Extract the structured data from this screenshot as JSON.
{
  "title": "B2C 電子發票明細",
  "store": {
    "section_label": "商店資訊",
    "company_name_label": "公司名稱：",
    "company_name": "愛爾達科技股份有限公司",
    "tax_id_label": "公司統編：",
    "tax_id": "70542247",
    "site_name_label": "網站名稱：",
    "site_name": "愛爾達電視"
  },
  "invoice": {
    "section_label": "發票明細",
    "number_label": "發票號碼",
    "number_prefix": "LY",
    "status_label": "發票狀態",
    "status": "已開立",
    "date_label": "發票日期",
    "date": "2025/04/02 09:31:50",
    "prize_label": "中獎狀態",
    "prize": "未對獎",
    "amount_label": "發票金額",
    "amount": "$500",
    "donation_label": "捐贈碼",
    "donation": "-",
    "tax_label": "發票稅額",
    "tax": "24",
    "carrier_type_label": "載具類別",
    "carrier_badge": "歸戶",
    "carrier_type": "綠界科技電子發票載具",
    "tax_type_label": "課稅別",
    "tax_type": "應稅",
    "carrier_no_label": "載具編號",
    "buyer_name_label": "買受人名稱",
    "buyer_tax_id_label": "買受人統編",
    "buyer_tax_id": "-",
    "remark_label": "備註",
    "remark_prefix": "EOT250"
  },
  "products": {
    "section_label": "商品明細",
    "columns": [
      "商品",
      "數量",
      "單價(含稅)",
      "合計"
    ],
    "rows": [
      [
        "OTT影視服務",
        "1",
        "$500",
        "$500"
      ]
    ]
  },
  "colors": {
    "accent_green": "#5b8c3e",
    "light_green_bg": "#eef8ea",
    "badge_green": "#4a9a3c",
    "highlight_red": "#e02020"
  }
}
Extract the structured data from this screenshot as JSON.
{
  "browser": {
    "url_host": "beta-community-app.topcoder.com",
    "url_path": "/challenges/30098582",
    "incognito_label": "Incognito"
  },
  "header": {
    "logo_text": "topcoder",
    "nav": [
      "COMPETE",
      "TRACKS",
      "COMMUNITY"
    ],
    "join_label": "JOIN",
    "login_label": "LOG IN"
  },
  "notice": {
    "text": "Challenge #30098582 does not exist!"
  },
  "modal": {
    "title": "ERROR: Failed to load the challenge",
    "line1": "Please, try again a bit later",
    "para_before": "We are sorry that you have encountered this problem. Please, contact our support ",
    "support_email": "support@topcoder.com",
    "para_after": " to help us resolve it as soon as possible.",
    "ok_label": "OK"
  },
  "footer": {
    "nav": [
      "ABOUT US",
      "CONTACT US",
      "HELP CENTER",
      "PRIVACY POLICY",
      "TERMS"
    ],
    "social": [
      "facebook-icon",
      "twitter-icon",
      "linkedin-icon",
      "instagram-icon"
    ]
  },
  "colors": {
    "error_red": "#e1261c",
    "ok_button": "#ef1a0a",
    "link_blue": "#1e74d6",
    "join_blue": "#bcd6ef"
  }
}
###
[Request]
Exactly reproduce all of the entries.

[Full answer]
Extract the structured data from this screenshot as JSON.
{
  "title": "B2C 電子發票明細",
  "store": {
    "section_label": "商店資訊",
    "company_name_label": "公司名稱：",
    "company_name": "愛爾達科技股份有限公司",
    "tax_id_label": "公司統編：",
    "tax_id": "70542247",
    "site_name_label": "網站名稱：",
    "site_name": "愛爾達電視"
  },
  "invoice": {
    "section_label": "發票明細",
    "number_label": "發票號碼",
    "number_prefix": "LY",
    "status_label": "發票狀態",
    "status": "已開立",
    "date_label": "發票日期",
    "date": "2025/04/02 09:31:50",
    "prize_label": "中獎狀態",
    "prize": "未對獎",
    "amount_label": "發票金額",
    "amount": "$500",
    "donation_label": "捐贈碼",
    "donation": "-",
    "tax_label": "發票稅額",
    "tax": "24",
    "carrier_type_label": "載具類別",
    "carrier_badge": "歸戶",
    "carrier_type": "綠界科技電子發票載具",
    "tax_type_label": "課稅別",
    "tax_type": "應稅",
    "carrier_no_label": "載具編號",
    "buyer_name_label": "買受人名稱",
    "buyer_tax_id_label": "買受人統編",
    "buyer_tax_id": "-",
    "remark_label": "備註",
    "remark_prefix": "EOT250"
  },
  "products": {
    "section_label": "商品明細",
    "columns": [
      "商品",
      "數量",
      "單價(含稅)",
      "合計"
    ],
    "rows": [
      [
        "OTT影視服務",
        "1",
        "$500",
        "$500"
      ]
    ]
  },
  "colors": {
    "accent_green": "#5b8c3e",
    "light_green_bg": "#eef8ea",
    "badge_green": "#4a9a3c",
    "highlight_red": "#e02020"
  }
}
Extract the structured data from this screenshot as JSON.
{
  "browser": {
    "url_host": "beta-community-app.topcoder.com",
    "url_path": "/challenges/30098582",
    "incognito_label": "Incognito"
  },
  "header": {
    "logo_text": "topcoder",
    "nav": [
      "COMPETE",
      "TRACKS",
      "COMMUNITY"
    ],
    "join_label": "JOIN",
    "login_label": "LOG IN"
  },
  "notice": {
    "text": "Challenge #30098582 does not exist!"
  },
  "modal": {
    "title": "ERROR: Failed to load the challenge",
    "line1": "Please, try again a bit later",
    "para_before": "We are sorry that you have encountered this problem. Please, contact our support ",
    "support_email": "support@topcoder.com",
    "para_after": " to help us resolve it as soon as possible.",
    "ok_label": "OK"
  },
  "footer": {
    "nav": [
      "ABOUT US",
      "CONTACT US",
      "HELP CENTER",
      "PRIVACY POLICY",
      "TERMS"
    ],
    "social": [
      "facebook-icon",
      "twitter-icon",
      "linkedin-icon",
      "instagram-icon"
    ]
  },
  "colors": {
    "error_red": "#e1261c",
    "ok_button": "#ef1a0a",
    "link_blue": "#1e74d6",
    "join_blue": "#bcd6ef"
  }
}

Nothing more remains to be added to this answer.